_Exercise instructions_:
Gather up every line from the entries below that uses the word "Realtime".

+ + + +

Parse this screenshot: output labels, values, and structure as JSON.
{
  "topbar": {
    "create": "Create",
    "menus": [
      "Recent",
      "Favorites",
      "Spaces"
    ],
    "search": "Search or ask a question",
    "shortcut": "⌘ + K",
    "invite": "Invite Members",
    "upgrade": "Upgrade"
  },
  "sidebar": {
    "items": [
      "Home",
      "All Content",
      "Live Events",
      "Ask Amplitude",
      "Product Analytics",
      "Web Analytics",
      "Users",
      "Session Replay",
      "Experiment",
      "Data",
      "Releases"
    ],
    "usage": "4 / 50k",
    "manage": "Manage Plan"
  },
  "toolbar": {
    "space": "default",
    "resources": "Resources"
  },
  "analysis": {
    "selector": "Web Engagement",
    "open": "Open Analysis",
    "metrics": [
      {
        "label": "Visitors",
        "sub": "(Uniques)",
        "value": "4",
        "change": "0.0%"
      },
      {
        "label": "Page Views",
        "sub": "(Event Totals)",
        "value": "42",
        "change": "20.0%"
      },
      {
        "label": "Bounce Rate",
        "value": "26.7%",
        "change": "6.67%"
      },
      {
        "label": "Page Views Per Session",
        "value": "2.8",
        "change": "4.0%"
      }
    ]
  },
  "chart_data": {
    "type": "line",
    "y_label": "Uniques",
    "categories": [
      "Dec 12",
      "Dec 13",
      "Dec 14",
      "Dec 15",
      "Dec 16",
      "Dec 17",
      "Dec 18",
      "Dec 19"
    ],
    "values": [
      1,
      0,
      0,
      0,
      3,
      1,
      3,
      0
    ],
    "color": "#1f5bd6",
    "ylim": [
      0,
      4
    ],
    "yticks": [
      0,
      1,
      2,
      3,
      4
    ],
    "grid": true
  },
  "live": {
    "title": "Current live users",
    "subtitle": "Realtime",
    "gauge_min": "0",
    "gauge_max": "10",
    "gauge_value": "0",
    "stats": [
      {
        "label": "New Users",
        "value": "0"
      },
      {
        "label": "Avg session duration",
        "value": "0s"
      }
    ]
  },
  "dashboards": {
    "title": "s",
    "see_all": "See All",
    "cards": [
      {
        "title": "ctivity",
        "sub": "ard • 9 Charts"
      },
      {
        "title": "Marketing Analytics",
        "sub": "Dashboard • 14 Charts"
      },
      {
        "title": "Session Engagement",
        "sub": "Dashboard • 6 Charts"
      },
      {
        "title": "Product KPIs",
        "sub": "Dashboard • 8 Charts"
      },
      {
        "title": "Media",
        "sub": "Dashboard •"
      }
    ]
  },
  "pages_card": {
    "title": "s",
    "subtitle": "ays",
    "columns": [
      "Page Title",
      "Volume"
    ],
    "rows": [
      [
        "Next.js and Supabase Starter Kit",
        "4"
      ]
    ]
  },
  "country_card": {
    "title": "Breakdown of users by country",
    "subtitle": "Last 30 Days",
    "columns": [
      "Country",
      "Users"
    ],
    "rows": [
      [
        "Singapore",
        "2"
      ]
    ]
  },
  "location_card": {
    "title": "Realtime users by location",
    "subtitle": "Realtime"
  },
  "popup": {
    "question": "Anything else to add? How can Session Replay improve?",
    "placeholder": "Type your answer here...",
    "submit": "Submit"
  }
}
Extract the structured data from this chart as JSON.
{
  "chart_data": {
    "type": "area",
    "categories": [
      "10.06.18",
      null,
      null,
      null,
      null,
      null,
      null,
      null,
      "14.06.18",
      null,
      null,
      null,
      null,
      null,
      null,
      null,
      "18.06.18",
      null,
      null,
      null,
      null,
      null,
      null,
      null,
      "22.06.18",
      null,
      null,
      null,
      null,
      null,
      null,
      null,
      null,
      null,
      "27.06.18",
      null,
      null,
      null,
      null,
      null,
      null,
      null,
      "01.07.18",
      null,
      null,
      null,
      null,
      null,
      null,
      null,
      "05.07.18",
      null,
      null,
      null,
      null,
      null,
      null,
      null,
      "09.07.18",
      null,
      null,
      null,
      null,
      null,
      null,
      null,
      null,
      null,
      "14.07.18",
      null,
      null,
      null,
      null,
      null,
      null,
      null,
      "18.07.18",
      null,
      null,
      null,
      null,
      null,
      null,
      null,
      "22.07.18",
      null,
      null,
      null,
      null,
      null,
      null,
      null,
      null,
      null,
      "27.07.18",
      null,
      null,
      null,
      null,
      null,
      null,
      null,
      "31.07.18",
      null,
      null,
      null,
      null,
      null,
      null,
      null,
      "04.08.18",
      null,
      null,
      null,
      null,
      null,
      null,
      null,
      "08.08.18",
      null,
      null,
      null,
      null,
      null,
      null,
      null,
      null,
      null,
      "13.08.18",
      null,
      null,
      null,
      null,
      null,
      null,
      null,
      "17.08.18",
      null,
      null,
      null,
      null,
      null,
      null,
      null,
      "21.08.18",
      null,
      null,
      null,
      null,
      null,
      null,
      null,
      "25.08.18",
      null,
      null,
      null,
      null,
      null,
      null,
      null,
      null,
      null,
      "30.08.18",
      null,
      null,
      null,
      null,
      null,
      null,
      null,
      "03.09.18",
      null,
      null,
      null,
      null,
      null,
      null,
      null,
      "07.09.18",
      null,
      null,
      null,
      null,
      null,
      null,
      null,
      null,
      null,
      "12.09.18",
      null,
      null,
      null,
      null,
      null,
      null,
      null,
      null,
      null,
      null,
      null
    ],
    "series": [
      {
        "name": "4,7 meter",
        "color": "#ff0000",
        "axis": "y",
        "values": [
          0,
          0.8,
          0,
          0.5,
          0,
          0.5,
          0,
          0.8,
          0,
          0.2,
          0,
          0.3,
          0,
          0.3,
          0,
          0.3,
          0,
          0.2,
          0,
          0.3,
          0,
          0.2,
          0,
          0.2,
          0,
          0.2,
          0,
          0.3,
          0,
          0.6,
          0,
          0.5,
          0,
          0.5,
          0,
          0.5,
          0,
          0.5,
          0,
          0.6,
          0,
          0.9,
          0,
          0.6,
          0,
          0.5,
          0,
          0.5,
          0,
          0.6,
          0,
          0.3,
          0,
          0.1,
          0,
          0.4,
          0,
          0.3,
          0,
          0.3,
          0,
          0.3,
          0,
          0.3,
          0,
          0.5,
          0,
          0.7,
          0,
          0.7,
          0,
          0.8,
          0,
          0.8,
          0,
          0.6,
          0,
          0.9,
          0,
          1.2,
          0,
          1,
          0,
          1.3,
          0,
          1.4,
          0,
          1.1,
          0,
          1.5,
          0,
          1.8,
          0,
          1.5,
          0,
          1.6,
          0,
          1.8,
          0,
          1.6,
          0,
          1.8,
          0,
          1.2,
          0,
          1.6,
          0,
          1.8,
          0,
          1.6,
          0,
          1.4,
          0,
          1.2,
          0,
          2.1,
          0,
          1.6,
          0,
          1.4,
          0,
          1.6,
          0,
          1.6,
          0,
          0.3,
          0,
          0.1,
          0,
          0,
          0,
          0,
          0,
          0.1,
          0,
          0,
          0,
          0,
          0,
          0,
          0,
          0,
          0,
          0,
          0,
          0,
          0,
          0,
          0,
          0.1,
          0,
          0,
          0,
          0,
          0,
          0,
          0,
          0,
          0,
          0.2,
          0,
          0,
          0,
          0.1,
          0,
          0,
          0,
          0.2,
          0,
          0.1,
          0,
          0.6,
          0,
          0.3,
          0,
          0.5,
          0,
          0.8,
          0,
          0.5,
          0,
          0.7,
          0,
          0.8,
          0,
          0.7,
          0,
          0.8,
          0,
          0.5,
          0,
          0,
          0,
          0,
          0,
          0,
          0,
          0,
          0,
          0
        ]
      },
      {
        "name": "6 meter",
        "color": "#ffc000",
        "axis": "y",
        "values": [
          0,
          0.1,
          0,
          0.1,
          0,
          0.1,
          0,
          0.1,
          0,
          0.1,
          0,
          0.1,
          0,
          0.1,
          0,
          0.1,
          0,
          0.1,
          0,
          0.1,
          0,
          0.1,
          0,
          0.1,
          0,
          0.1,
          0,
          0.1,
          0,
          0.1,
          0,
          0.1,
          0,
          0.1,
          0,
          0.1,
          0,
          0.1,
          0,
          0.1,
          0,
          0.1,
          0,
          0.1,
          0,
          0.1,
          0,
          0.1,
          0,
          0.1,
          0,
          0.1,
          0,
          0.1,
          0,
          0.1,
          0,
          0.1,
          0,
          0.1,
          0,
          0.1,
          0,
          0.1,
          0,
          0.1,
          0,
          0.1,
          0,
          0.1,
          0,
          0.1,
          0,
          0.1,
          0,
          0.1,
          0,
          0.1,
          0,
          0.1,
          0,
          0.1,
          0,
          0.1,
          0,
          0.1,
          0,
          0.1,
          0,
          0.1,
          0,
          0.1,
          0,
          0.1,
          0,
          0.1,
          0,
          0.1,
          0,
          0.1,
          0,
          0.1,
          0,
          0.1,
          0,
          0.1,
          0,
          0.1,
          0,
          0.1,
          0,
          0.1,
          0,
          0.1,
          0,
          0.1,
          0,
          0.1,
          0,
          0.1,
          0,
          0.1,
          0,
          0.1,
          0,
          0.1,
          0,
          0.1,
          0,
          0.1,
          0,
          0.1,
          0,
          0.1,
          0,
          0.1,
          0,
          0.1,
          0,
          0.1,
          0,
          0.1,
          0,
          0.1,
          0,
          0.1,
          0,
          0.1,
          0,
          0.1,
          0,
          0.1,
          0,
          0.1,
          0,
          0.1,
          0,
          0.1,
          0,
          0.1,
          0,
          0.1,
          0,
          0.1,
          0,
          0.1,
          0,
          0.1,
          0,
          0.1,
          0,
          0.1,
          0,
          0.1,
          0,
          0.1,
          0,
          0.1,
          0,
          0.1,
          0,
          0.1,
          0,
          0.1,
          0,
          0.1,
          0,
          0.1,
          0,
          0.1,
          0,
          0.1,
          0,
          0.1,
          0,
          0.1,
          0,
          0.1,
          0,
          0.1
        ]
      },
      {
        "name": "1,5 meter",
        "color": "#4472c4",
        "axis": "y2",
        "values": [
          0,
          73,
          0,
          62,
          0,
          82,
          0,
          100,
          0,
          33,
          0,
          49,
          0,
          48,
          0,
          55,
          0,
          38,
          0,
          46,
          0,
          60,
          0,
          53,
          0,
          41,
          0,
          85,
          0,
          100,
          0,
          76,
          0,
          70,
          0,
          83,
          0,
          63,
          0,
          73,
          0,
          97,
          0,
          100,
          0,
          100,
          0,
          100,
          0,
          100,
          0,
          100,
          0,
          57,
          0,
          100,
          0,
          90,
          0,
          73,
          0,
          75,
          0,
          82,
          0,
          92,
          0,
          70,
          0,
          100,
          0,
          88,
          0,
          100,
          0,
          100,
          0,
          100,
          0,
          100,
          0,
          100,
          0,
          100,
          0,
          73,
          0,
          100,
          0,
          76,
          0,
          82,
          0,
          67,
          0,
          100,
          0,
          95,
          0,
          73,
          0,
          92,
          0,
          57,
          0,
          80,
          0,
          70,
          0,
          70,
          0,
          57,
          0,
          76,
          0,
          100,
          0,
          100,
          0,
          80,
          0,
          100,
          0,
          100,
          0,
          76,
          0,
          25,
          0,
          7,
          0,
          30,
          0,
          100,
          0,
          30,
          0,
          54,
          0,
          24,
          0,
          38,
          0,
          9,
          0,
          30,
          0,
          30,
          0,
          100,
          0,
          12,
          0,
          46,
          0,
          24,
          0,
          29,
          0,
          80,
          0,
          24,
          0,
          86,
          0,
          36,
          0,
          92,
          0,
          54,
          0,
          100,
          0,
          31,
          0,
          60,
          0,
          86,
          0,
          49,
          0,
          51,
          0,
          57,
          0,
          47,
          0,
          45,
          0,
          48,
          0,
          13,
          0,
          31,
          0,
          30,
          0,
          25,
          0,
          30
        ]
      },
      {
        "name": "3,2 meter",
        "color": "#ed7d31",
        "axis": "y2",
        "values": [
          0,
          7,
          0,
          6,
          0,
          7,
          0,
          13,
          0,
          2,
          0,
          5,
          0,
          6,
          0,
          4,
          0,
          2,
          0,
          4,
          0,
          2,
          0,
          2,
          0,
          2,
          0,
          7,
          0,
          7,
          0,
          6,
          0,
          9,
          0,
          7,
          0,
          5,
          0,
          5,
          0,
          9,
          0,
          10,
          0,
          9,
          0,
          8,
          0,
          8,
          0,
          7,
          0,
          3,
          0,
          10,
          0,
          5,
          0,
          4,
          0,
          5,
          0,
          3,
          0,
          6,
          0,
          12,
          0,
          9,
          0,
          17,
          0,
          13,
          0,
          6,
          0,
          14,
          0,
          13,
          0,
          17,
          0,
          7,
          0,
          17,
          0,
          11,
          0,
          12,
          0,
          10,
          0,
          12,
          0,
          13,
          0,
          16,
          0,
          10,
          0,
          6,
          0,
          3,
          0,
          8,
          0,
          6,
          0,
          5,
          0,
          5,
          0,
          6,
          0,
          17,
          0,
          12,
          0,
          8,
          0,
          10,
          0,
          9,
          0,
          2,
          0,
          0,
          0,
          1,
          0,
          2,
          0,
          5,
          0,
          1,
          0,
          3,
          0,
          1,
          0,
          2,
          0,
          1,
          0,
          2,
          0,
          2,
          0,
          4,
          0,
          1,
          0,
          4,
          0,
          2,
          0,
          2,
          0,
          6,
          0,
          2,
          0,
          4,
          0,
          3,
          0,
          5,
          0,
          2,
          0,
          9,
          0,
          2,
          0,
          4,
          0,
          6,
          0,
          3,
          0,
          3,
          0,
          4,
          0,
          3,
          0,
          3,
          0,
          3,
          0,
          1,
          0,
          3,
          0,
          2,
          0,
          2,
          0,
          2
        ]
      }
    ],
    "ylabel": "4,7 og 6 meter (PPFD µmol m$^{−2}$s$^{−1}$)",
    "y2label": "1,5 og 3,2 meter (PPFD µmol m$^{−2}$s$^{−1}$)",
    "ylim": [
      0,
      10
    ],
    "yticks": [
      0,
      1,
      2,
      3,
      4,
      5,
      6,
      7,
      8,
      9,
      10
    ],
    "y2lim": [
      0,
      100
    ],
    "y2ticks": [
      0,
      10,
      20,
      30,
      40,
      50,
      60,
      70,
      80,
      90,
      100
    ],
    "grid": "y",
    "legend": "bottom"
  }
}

+ + + +

_Result of the exercise_:
    "subtitle": "Realtime",
    "title": "Realtime users by location",
    "subtitle": "Realtime"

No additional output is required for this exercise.